The problem: Extract all lines from the data beneath that include the word "JSON".

Entries provided:

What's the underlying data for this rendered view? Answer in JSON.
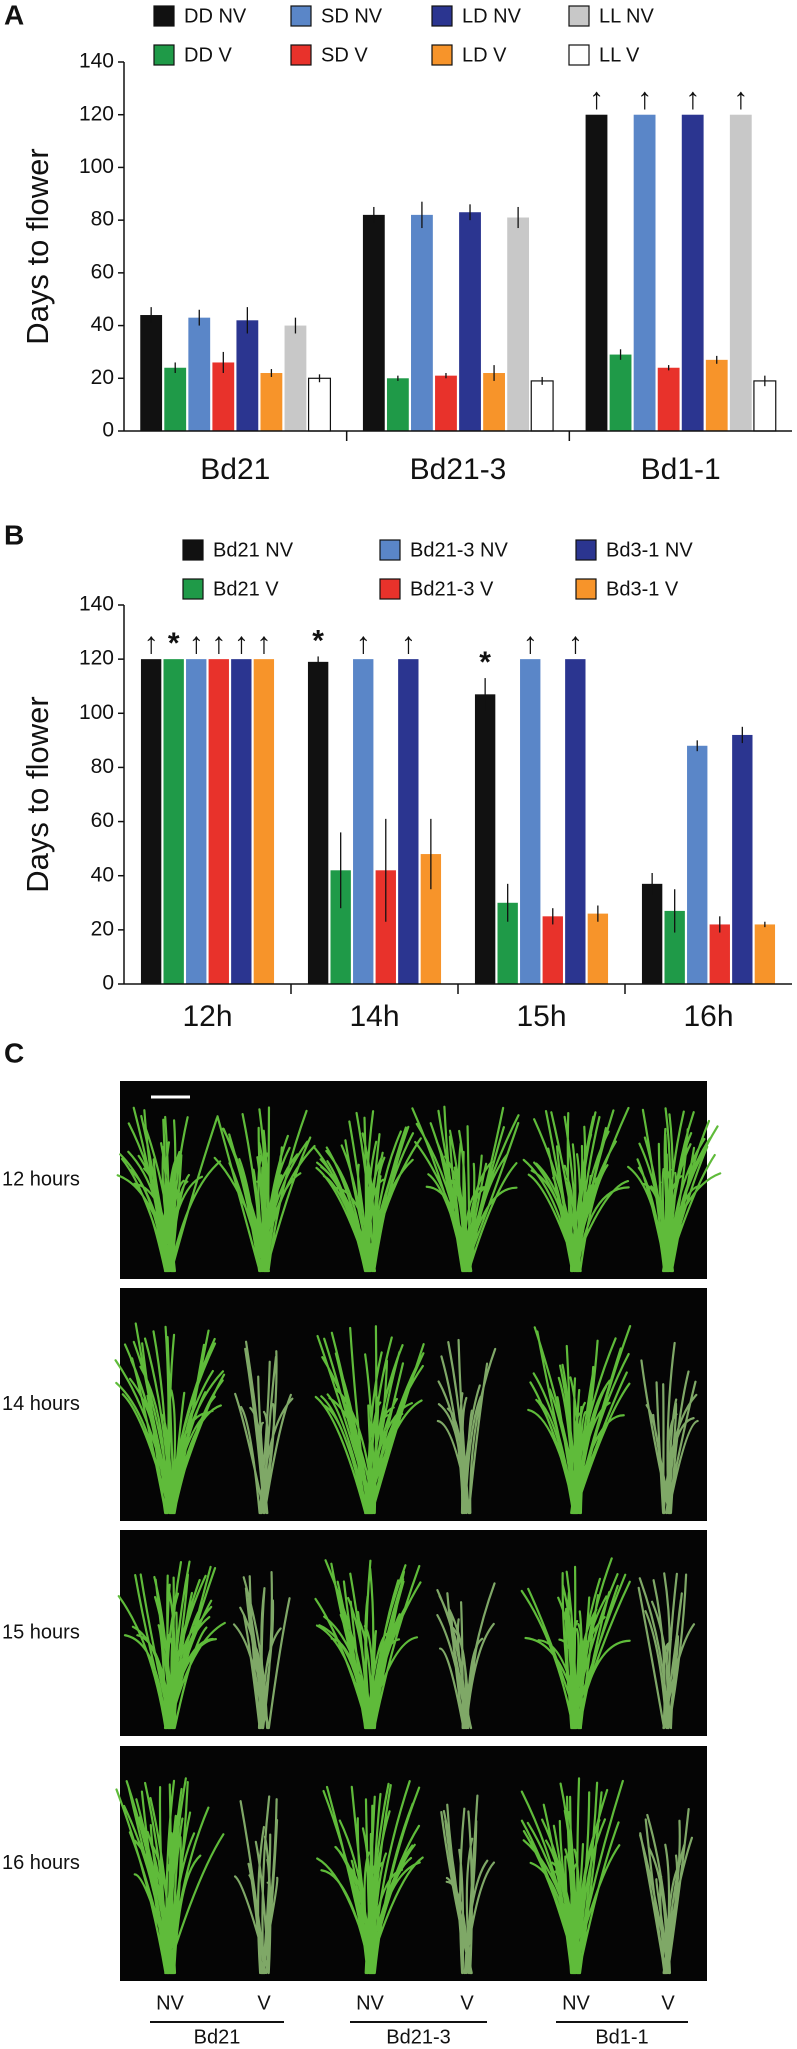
{
  "chart_data": [
    {
      "type": "bar",
      "label": "A",
      "ylabel": "Days to flower",
      "categories": [
        "Bd21",
        "Bd21-3",
        "Bd1-1"
      ],
      "ylim": [
        0,
        140
      ],
      "yticks": [
        0,
        20,
        40,
        60,
        80,
        100,
        120,
        140
      ],
      "series": [
        {
          "name": "DD NV",
          "color": "#111111",
          "values": [
            44,
            82,
            120
          ],
          "errors": [
            3,
            3,
            null
          ],
          "markers": [
            null,
            null,
            "↑"
          ]
        },
        {
          "name": "DD V",
          "color": "#1f9a48",
          "values": [
            24,
            20,
            29
          ],
          "errors": [
            2,
            1,
            2
          ],
          "markers": [
            null,
            null,
            null
          ]
        },
        {
          "name": "SD NV",
          "color": "#5a86c8",
          "values": [
            43,
            82,
            120
          ],
          "errors": [
            3,
            5,
            null
          ],
          "markers": [
            null,
            null,
            "↑"
          ]
        },
        {
          "name": "SD V",
          "color": "#e8322b",
          "values": [
            26,
            21,
            24
          ],
          "errors": [
            4,
            1,
            1
          ],
          "markers": [
            null,
            null,
            null
          ]
        },
        {
          "name": "LD NV",
          "color": "#2b3590",
          "values": [
            42,
            83,
            120
          ],
          "errors": [
            5,
            3,
            null
          ],
          "markers": [
            null,
            null,
            "↑"
          ]
        },
        {
          "name": "LD V",
          "color": "#f7942a",
          "values": [
            22,
            22,
            27
          ],
          "errors": [
            1.5,
            3,
            1.5
          ],
          "markers": [
            null,
            null,
            null
          ]
        },
        {
          "name": "LL NV",
          "color": "#c8c8c8",
          "values": [
            40,
            81,
            120
          ],
          "errors": [
            3,
            4,
            null
          ],
          "markers": [
            null,
            null,
            "↑"
          ]
        },
        {
          "name": "LL V",
          "color": "#ffffff",
          "values": [
            20,
            19,
            19
          ],
          "errors": [
            1.5,
            1.5,
            2
          ],
          "markers": [
            null,
            null,
            null
          ]
        }
      ]
    },
    {
      "type": "bar",
      "label": "B",
      "ylabel": "Days to flower",
      "categories": [
        "12h",
        "14h",
        "15h",
        "16h"
      ],
      "ylim": [
        0,
        140
      ],
      "yticks": [
        0,
        20,
        40,
        60,
        80,
        100,
        120,
        140
      ],
      "series": [
        {
          "name": "Bd21 NV",
          "color": "#111111",
          "values": [
            120,
            119,
            107,
            37
          ],
          "errors": [
            null,
            2,
            6,
            4
          ],
          "markers": [
            "↑",
            "*",
            "*",
            null
          ]
        },
        {
          "name": "Bd21 V",
          "color": "#1f9a48",
          "values": [
            120,
            42,
            30,
            27
          ],
          "errors": [
            null,
            14,
            7,
            8
          ],
          "markers": [
            "*",
            null,
            null,
            null
          ]
        },
        {
          "name": "Bd21-3 NV",
          "color": "#5a86c8",
          "values": [
            120,
            120,
            120,
            88
          ],
          "errors": [
            null,
            null,
            null,
            2
          ],
          "markers": [
            "↑",
            "↑",
            "↑",
            null
          ]
        },
        {
          "name": "Bd21-3 V",
          "color": "#e8322b",
          "values": [
            120,
            42,
            25,
            22
          ],
          "errors": [
            null,
            19,
            3,
            3
          ],
          "markers": [
            "↑",
            null,
            null,
            null
          ]
        },
        {
          "name": "Bd3-1 NV",
          "color": "#2b3590",
          "values": [
            120,
            120,
            120,
            92
          ],
          "errors": [
            null,
            null,
            null,
            3
          ],
          "markers": [
            "↑",
            "↑",
            "↑",
            null
          ]
        },
        {
          "name": "Bd3-1 V",
          "color": "#f7942a",
          "values": [
            120,
            48,
            26,
            22
          ],
          "errors": [
            null,
            13,
            3,
            1
          ],
          "markers": [
            "↑",
            null,
            null,
            null
          ]
        }
      ]
    }
  ],
  "panel_c": {
    "label": "C",
    "rows": [
      "12 hours",
      "14 hours",
      "15 hours",
      "16 hours"
    ],
    "columns": [
      {
        "name": "Bd21",
        "treatments": [
          "NV",
          "V"
        ]
      },
      {
        "name": "Bd21-3",
        "treatments": [
          "NV",
          "V"
        ]
      },
      {
        "name": "Bd1-1",
        "treatments": [
          "NV",
          "V"
        ]
      }
    ]
  }
}
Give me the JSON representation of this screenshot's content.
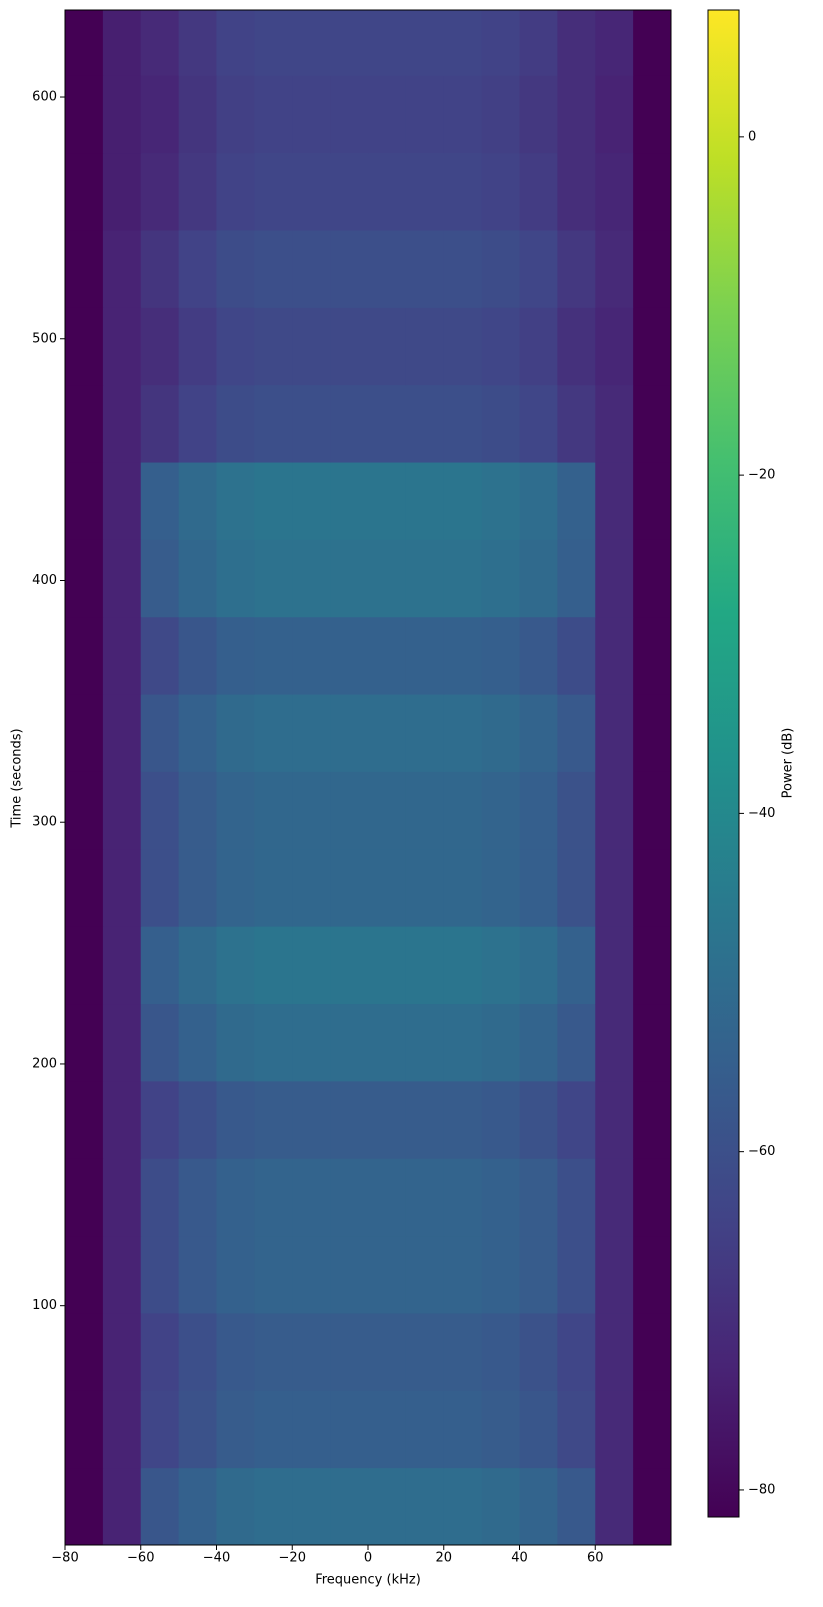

Task answer:
What's the underlying data for this rendered view? Answer in JSON.
Give me the JSON representation of this screenshot's content.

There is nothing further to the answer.